* _Compito da svolgere_
Per favore, prosegui il testo sul processo a Virginia Raggi, riprendendo subito dopo la sua ultima frase.

* _Brano fornito_
****************************************
Il processo Raggi

Non so come finirà il processo a Virginia Raggi e non sono neppure granché informato sui suoi sviluppi.

La mia idea da uomo della strada è che si tratti di una vicenda del tutto inconsistente, poco più che un processo alle intenzioni della Sindaca delle quali si pretenderebbe di dimostrare e condannare l’insincerità; tuttavia io sono un uomo della strada, appunto, e non ho informazioni approfondite né la competenza per giudicare.

Per fortuna abbiamo una magistratura, alla quale dei giudizi miei e di tutti gli altri uomini della strada non interessa né punto né poco; sarà essa, con i diversi gradi di giudizio stabiliti dalla legge, a decidere se la Raggi è colpevole e di cosa.
****************************************
* _Dati disponibili_
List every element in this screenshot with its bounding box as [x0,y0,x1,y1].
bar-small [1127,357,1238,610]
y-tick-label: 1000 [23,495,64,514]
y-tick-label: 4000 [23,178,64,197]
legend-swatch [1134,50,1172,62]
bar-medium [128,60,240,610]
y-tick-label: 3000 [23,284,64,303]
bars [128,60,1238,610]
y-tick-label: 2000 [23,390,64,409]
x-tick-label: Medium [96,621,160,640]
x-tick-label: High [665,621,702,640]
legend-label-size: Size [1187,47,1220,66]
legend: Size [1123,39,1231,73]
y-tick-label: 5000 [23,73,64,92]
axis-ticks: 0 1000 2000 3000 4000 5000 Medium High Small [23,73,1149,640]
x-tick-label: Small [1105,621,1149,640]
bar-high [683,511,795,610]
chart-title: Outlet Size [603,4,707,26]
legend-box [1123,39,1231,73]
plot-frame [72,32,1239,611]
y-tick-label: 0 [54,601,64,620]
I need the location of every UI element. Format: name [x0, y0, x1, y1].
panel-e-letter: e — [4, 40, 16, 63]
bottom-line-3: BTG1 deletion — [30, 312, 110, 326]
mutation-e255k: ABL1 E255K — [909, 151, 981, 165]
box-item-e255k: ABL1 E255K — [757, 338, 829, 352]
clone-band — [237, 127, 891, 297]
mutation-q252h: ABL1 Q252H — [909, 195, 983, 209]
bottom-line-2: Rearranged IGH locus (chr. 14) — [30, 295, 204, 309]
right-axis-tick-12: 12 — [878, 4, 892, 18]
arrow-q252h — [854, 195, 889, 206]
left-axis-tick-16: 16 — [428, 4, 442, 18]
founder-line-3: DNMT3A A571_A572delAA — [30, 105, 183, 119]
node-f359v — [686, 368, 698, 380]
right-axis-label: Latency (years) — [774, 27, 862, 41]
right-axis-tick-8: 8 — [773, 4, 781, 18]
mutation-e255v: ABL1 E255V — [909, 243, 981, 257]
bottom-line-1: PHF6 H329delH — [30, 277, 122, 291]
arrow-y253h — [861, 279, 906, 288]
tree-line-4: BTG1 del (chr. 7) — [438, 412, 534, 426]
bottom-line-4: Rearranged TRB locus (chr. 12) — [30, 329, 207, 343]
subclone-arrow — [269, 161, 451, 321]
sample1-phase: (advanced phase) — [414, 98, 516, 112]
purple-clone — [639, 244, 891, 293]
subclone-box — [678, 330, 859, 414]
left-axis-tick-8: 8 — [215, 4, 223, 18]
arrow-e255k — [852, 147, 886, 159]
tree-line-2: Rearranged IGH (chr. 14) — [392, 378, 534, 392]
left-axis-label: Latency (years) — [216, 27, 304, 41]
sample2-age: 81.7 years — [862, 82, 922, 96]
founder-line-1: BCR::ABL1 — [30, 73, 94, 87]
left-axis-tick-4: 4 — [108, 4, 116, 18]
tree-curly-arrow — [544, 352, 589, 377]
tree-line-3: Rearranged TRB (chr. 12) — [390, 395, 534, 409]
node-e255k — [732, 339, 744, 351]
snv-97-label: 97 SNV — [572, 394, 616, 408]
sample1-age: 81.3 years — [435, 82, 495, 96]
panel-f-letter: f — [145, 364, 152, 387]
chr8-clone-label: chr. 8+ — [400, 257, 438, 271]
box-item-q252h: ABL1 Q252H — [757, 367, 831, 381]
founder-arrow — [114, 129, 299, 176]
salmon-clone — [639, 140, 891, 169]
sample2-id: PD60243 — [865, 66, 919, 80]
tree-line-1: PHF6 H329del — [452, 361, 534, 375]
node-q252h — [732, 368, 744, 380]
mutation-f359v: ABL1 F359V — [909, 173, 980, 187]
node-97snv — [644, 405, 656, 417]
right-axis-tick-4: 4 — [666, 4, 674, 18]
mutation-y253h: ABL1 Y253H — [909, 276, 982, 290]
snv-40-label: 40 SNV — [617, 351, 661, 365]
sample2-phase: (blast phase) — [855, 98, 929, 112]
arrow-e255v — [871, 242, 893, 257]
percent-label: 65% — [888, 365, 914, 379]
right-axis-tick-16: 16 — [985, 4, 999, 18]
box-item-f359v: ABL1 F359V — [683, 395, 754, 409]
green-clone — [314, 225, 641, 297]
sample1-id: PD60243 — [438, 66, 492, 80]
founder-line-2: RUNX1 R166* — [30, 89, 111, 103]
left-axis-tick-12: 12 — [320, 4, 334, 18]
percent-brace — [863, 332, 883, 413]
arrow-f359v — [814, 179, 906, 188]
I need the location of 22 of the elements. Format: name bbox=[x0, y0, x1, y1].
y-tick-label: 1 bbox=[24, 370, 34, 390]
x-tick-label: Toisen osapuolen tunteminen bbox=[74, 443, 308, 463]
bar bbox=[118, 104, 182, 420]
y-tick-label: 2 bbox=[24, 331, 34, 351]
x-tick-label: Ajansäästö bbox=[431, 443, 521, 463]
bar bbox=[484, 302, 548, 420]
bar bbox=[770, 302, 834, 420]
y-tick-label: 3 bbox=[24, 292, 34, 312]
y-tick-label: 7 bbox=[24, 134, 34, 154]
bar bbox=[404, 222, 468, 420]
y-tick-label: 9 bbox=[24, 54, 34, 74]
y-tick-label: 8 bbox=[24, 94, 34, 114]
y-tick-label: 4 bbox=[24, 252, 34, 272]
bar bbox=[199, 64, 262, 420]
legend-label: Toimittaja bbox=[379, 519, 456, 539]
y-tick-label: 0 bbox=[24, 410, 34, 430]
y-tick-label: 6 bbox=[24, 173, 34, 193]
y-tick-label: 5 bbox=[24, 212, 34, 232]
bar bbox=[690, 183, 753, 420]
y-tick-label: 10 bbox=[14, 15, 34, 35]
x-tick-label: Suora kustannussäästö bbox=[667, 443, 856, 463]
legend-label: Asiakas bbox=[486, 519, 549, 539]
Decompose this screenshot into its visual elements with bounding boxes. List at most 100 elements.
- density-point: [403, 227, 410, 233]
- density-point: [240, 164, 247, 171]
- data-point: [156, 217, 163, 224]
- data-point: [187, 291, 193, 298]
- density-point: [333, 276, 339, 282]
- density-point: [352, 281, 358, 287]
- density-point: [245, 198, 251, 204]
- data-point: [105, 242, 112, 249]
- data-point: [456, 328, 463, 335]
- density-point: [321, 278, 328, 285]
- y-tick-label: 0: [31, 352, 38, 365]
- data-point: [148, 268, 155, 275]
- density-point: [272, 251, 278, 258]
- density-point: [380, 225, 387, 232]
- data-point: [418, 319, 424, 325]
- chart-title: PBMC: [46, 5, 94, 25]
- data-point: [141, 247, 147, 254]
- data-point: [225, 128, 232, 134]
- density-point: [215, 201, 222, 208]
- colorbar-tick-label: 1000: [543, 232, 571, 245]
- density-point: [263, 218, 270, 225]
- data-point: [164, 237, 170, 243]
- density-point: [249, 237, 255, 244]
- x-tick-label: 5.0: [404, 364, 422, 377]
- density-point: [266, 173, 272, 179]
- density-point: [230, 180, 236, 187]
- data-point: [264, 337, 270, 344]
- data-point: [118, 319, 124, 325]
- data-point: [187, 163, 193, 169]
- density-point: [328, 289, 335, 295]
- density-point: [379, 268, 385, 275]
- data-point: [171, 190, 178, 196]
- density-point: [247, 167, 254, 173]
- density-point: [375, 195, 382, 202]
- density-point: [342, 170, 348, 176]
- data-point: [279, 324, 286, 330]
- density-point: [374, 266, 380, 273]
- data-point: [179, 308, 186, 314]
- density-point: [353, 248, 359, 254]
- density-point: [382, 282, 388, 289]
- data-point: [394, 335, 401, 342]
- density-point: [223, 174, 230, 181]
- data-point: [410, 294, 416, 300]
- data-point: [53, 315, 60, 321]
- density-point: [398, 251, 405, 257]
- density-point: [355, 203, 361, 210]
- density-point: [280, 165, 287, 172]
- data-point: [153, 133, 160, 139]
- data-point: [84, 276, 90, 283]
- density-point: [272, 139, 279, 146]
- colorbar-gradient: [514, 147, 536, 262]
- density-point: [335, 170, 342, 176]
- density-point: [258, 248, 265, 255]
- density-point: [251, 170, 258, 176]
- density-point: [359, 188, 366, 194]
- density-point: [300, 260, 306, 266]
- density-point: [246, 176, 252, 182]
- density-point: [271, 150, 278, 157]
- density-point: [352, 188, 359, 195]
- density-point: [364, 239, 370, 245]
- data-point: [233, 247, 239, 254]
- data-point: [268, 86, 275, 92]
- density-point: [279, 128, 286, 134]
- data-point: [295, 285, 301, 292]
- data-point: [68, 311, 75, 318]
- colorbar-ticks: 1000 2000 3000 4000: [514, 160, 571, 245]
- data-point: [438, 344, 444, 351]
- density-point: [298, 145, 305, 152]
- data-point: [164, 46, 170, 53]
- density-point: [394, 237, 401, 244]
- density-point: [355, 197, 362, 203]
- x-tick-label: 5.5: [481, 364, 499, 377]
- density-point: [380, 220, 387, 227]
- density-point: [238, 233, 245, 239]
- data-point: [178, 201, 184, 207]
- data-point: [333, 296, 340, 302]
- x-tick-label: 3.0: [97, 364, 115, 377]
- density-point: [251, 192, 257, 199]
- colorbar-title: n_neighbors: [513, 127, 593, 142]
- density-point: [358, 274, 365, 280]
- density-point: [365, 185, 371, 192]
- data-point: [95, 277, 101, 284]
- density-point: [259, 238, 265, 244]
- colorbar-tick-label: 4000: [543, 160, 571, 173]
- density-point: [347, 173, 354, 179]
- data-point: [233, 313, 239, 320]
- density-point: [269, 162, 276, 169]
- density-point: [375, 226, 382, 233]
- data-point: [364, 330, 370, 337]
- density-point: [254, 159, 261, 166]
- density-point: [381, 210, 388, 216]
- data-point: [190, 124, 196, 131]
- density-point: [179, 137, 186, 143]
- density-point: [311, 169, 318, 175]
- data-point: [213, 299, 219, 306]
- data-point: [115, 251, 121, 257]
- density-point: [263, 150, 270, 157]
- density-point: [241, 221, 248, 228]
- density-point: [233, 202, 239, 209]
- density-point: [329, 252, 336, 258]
****************************************
* _Esito del compito_
Personalmente, sempre da uomo della strada, auspico il suo proscioglimento. La condanna per capi d’accusa fumosi e opinabili alimenterebbe polemiche e distrarrebbe l’opinione pubblica dalla questione di fondo: Virginia Raggi, e il M5s con lei, ha fallito clamorosamente la sfida del confronto con la realtà che le responsabilità di governo impongono. La Raggi, e il M5s con lei, ha dimostrato quanto sia pericoloso incapricciarsi a governare una capitale attingendo unicamente alla propria furia ideologica, senza uno straccio di competenza amministrativa e di cultura politica né una classe dirigente degna di questo nome. Con lo sfacelo imposto a Roma ella è stata il miglior testimonial a favore dei “vecchi” partiti e dei loro amministratori, magari poco sexy ma capaci di affrontare e risolvere i problemi della gente. È su questo che dovrebbe esprimersi il giudizio sulla giunta Raggi, e questo giudizio le dovrebbe arrivare dalle urne elettorali, non da un tribunale.

Ma comunque, si diceva, per i processi c’è la magistratura.

Qualsiasi sia il nostro punto di vista su questa vicenda giudiziaria, sarebbe bello che una volta tanto si facesse tutti un esercizio semplice semplice: tacere rispettando la sentenza.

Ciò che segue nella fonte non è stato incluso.